--- Begin RECORDS SUPPLIED ---

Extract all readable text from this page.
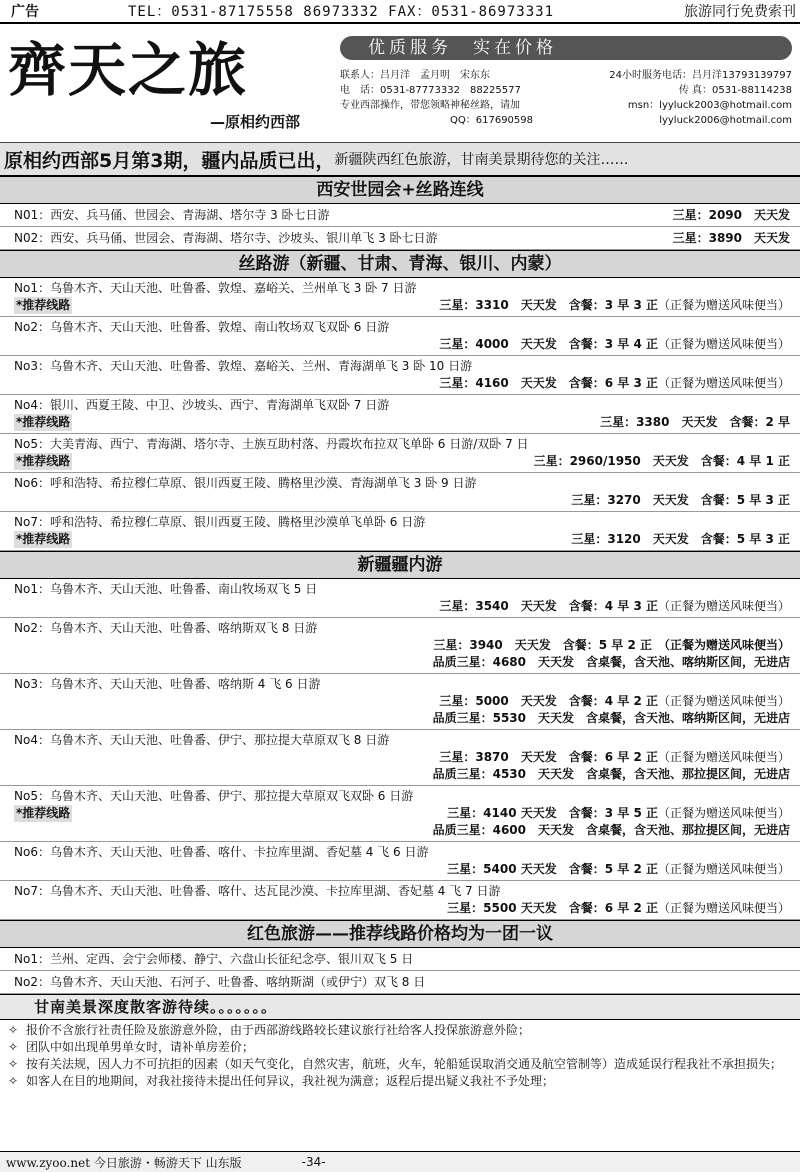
广告	TEL：0531-87175558 86973332 FAX：0531-86973331	旅游同行免费索刊
齊天之旅
—原相约西部
优质服务　实在价格
联系人：吕月洋　孟月明　宋东东	24小时服务电话：吕月洋13793139797
电　话：0531-87773332　88225577	传 真：0531-88114238
专业西部操作，带您领略神秘丝路，请加	msn：lyyluck2003@hotmail.com
QQ：617690598	lyyluck2006@hotmail.com
原相约西部5月第3期，疆内品质已出， 新疆陕西红色旅游，甘南美景期待您的关注……
西安世园会+丝路连线
N01： 西安、兵马俑、世园会、青海湖、塔尔寺 3 卧七日游	三星：2090　天天发
N02： 西安、兵马俑、世园会、青海湖、塔尔寺、沙坡头、银川单飞 3 卧七日游	三星：3890　天天发
丝路游（新疆、甘肃、青海、银川、内蒙）
No1：乌鲁木齐、天山天池、吐鲁番、敦煌、嘉峪关、兰州单飞 3 卧 7 日游
*推荐线路	三星：3310　天天发　含餐：3 早 3 正（正餐为赠送风味便当）
No2：乌鲁木齐、天山天池、吐鲁番、敦煌、南山牧场双飞双卧 6 日游
三星：4000　天天发　含餐：3 早 4 正（正餐为赠送风味便当）
No3：乌鲁木齐、天山天池、吐鲁番、敦煌、嘉峪关、兰州、青海湖单飞 3 卧 10 日游
三星：4160　天天发　含餐：6 早 3 正（正餐为赠送风味便当）
No4：银川、西夏王陵、中卫、沙坡头、西宁、青海湖单飞双卧 7 日游
*推荐线路	三星：3380　天天发　含餐：2 早
No5：大美青海、西宁、青海湖、塔尔寺、土族互助村落、丹霞坎布拉双飞单卧 6 日游/双卧 7 日
*推荐线路	三星：2960/1950　天天发　含餐：4 早 1 正
No6：呼和浩特、希拉穆仁草原、银川西夏王陵、腾格里沙漠、青海湖单飞 3 卧 9 日游
三星：3270　天天发　含餐：5 早 3 正
No7：呼和浩特、希拉穆仁草原、银川西夏王陵、腾格里沙漠单飞单卧 6 日游
*推荐线路	三星：3120　天天发　含餐：5 早 3 正
新疆疆内游
No1：乌鲁木齐、天山天池、吐鲁番、南山牧场双飞 5 日
三星：3540　天天发　含餐：4 早 3 正（正餐为赠送风味便当）
No2：乌鲁木齐、天山天池、吐鲁番、喀纳斯双飞 8 日游
三星：3940　天天发　含餐：5 早 2 正　（正餐为赠送风味便当）
品质三星：4680　天天发　含桌餐，含天池、喀纳斯区间，无进店
No3：乌鲁木齐、天山天池、吐鲁番、喀纳斯 4 飞 6 日游
三星：5000　天天发　含餐：4 早 2 正（正餐为赠送风味便当）
品质三星：5530　天天发　含桌餐，含天池、喀纳斯区间，无进店
No4：乌鲁木齐、天山天池、吐鲁番、伊宁、那拉提大草原双飞 8 日游
三星：3870　天天发　含餐：6 早 2 正（正餐为赠送风味便当）
品质三星：4530　天天发　含桌餐，含天池、那拉提区间，无进店
No5：乌鲁木齐、天山天池、吐鲁番、伊宁、那拉提大草原双飞双卧 6 日游
*推荐线路	三星：4140 天天发　含餐：3 早 5 正（正餐为赠送风味便当）
品质三星：4600　天天发　含桌餐，含天池、那拉提区间，无进店
No6：乌鲁木齐、天山天池、吐鲁番、喀什、卡拉库里湖、香妃墓 4 飞 6 日游
三星：5400 天天发　含餐：5 早 2 正（正餐为赠送风味便当）
No7：乌鲁木齐、天山天池、吐鲁番、喀什、达瓦昆沙漠、卡拉库里湖、香妃墓 4 飞 7 日游
三星：5500 天天发　含餐：6 早 2 正（正餐为赠送风味便当）
红色旅游——推荐线路价格均为一团一议
No1： 兰州、定西、会宁会师楼、静宁、六盘山长征纪念亭、银川双飞 5 日
No2： 乌鲁木齐、天山天池、石河子、吐鲁番、喀纳斯湖（或伊宁）双飞 8 日
甘南美景深度散客游待续。。。。。。。
✧ 报价不含旅行社责任险及旅游意外险，由于西部游线路较长建议旅行社给客人投保旅游意外险；
✧ 团队中如出现单男单女时，请补单房差价；
✧ 按有关法规，因人力不可抗拒的因素（如天气变化，自然灾害，航班，火车，轮船延误取消交通及航空管制等）造成延误行程我社不承担损失；
✧ 如客人在目的地期间，对我社接待未提出任何异议，我社视为满意；返程后提出疑义我社不予处理；
www.zyoo.net 今日旅游・畅游天下 山东版	-34-
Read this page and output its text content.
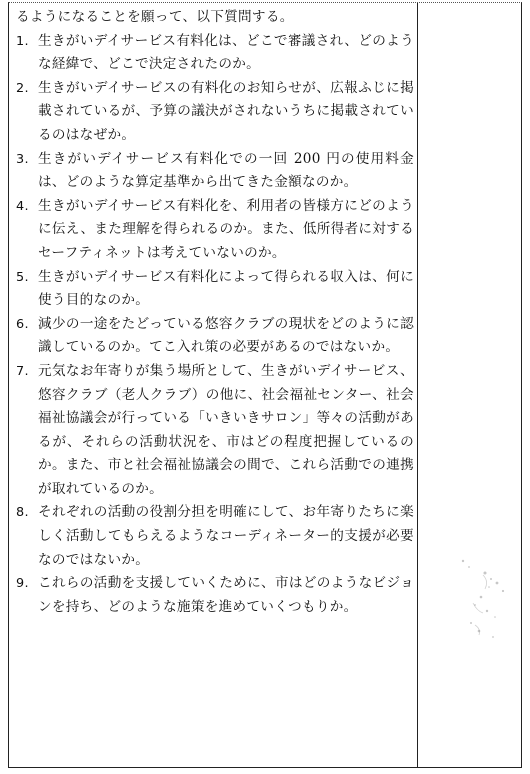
るようになることを願って、以下質問する。

1. 生きがいデイサービス有料化は、どこで審議され、どのような経緯で、どこで決定されたのか。
2. 生きがいデイサービスの有料化のお知らせが、広報ふじに掲載されているが、予算の議決がされないうちに掲載されているのはなぜか。
3. 生きがいデイサービス有料化での一回 200 円の使用料金は、どのような算定基準から出てきた金額なのか。
4. 生きがいデイサービス有料化を、利用者の皆様方にどのように伝え、また理解を得られるのか。また、低所得者に対するセーフティネットは考えていないのか。
5. 生きがいデイサービス有料化によって得られる収入は、何に使う目的なのか。
6. 減少の一途をたどっている悠容クラブの現状をどのように認識しているのか。てこ入れ策の必要があるのではないか。
7. 元気なお年寄りが集う場所として、生きがいデイサービス、悠容クラブ（老人クラブ）の他に、社会福祉センター、社会福祉協議会が行っている「いきいきサロン」等々の活動があるが、それらの活動状況を、市はどの程度把握しているのか。また、市と社会福祉協議会の間で、これら活動での連携が取れているのか。
8. それぞれの活動の役割分担を明確にして、お年寄りたちに楽しく活動してもらえるようなコーディネーター的支援が必要なのではないか。
9. これらの活動を支援していくために、市はどのようなビジョンを持ち、どのような施策を進めていくつもりか。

--- End RECORDS SUPPLIED ---

INSTRUCTIONS TO FOLLOW:
Keep the pictures out and write out the records exactly.

RESPONSE FOR THIS EXERCISE:
Extract all readable text from this page.
广告	TEL：0531-87175558 86973332 FAX：0531-86973331	旅游同行免费索刊
齊天之旅
—原相约西部
优质服务　实在价格
联系人：吕月洋　孟月明　宋东东	24小时服务电话：吕月洋13793139797
电　话：0531-87773332　88225577	传 真：0531-88114238
专业西部操作，带您领略神秘丝路，请加	msn：lyyluck2003@hotmail.com
QQ：617690598	lyyluck2006@hotmail.com
原相约西部5月第3期，疆内品质已出， 新疆陕西红色旅游，甘南美景期待您的关注……
西安世园会+丝路连线
N01： 西安、兵马俑、世园会、青海湖、塔尔寺 3 卧七日游	三星：2090　天天发
N02： 西安、兵马俑、世园会、青海湖、塔尔寺、沙坡头、银川单飞 3 卧七日游	三星：3890　天天发
丝路游（新疆、甘肃、青海、银川、内蒙）
No1：乌鲁木齐、天山天池、吐鲁番、敦煌、嘉峪关、兰州单飞 3 卧 7 日游
*推荐线路	三星：3310　天天发　含餐：3 早 3 正（正餐为赠送风味便当）
No2：乌鲁木齐、天山天池、吐鲁番、敦煌、南山牧场双飞双卧 6 日游
三星：4000　天天发　含餐：3 早 4 正（正餐为赠送风味便当）
No3：乌鲁木齐、天山天池、吐鲁番、敦煌、嘉峪关、兰州、青海湖单飞 3 卧 10 日游
三星：4160　天天发　含餐：6 早 3 正（正餐为赠送风味便当）
No4：银川、西夏王陵、中卫、沙坡头、西宁、青海湖单飞双卧 7 日游
*推荐线路	三星：3380　天天发　含餐：2 早
No5：大美青海、西宁、青海湖、塔尔寺、土族互助村落、丹霞坎布拉双飞单卧 6 日游/双卧 7 日
*推荐线路	三星：2960/1950　天天发　含餐：4 早 1 正
No6：呼和浩特、希拉穆仁草原、银川西夏王陵、腾格里沙漠、青海湖单飞 3 卧 9 日游
三星：3270　天天发　含餐：5 早 3 正
No7：呼和浩特、希拉穆仁草原、银川西夏王陵、腾格里沙漠单飞单卧 6 日游
*推荐线路	三星：3120　天天发　含餐：5 早 3 正
新疆疆内游
No1：乌鲁木齐、天山天池、吐鲁番、南山牧场双飞 5 日
三星：3540　天天发　含餐：4 早 3 正（正餐为赠送风味便当）
No2：乌鲁木齐、天山天池、吐鲁番、喀纳斯双飞 8 日游
三星：3940　天天发　含餐：5 早 2 正　（正餐为赠送风味便当）
品质三星：4680　天天发　含桌餐，含天池、喀纳斯区间，无进店
No3：乌鲁木齐、天山天池、吐鲁番、喀纳斯 4 飞 6 日游
三星：5000　天天发　含餐：4 早 2 正（正餐为赠送风味便当）
品质三星：5530　天天发　含桌餐，含天池、喀纳斯区间，无进店
No4：乌鲁木齐、天山天池、吐鲁番、伊宁、那拉提大草原双飞 8 日游
三星：3870　天天发　含餐：6 早 2 正（正餐为赠送风味便当）
品质三星：4530　天天发　含桌餐，含天池、那拉提区间，无进店
No5：乌鲁木齐、天山天池、吐鲁番、伊宁、那拉提大草原双飞双卧 6 日游
*推荐线路	三星：4140 天天发　含餐：3 早 5 正（正餐为赠送风味便当）
品质三星：4600　天天发　含桌餐，含天池、那拉提区间，无进店
No6：乌鲁木齐、天山天池、吐鲁番、喀什、卡拉库里湖、香妃墓 4 飞 6 日游
三星：5400 天天发　含餐：5 早 2 正（正餐为赠送风味便当）
No7：乌鲁木齐、天山天池、吐鲁番、喀什、达瓦昆沙漠、卡拉库里湖、香妃墓 4 飞 7 日游
三星：5500 天天发　含餐：6 早 2 正（正餐为赠送风味便当）
红色旅游——推荐线路价格均为一团一议
No1： 兰州、定西、会宁会师楼、静宁、六盘山长征纪念亭、银川双飞 5 日
No2： 乌鲁木齐、天山天池、石河子、吐鲁番、喀纳斯湖（或伊宁）双飞 8 日
甘南美景深度散客游待续。。。。。。。
✧ 报价不含旅行社责任险及旅游意外险，由于西部游线路较长建议旅行社给客人投保旅游意外险；
✧ 团队中如出现单男单女时，请补单房差价；
✧ 按有关法规，因人力不可抗拒的因素（如天气变化，自然灾害，航班，火车，轮船延误取消交通及航空管制等）造成延误行程我社不承担损失；
✧ 如客人在目的地期间，对我社接待未提出任何异议，我社视为满意；返程后提出疑义我社不予处理；
www.zyoo.net 今日旅游・畅游天下 山东版	-34-
Read this page and output its text content.
るようになることを願って、以下質問する。

1. 生きがいデイサービス有料化は、どこで審議され、どのような経緯で、どこで決定されたのか。
2. 生きがいデイサービスの有料化のお知らせが、広報ふじに掲載されているが、予算の議決がされないうちに掲載されているのはなぜか。
3. 生きがいデイサービス有料化での一回 200 円の使用料金は、どのような算定基準から出てきた金額なのか。
4. 生きがいデイサービス有料化を、利用者の皆様方にどのように伝え、また理解を得られるのか。また、低所得者に対するセーフティネットは考えていないのか。
5. 生きがいデイサービス有料化によって得られる収入は、何に使う目的なのか。
6. 減少の一途をたどっている悠容クラブの現状をどのように認識しているのか。てこ入れ策の必要があるのではないか。
7. 元気なお年寄りが集う場所として、生きがいデイサービス、悠容クラブ（老人クラブ）の他に、社会福祉センター、社会福祉協議会が行っている「いきいきサロン」等々の活動があるが、それらの活動状況を、市はどの程度把握しているのか。また、市と社会福祉協議会の間で、これら活動での連携が取れているのか。
8. それぞれの活動の役割分担を明確にして、お年寄りたちに楽しく活動してもらえるようなコーディネーター的支援が必要なのではないか。
9. これらの活動を支援していくために、市はどのようなビジョンを持ち、どのような施策を進めていくつもりか。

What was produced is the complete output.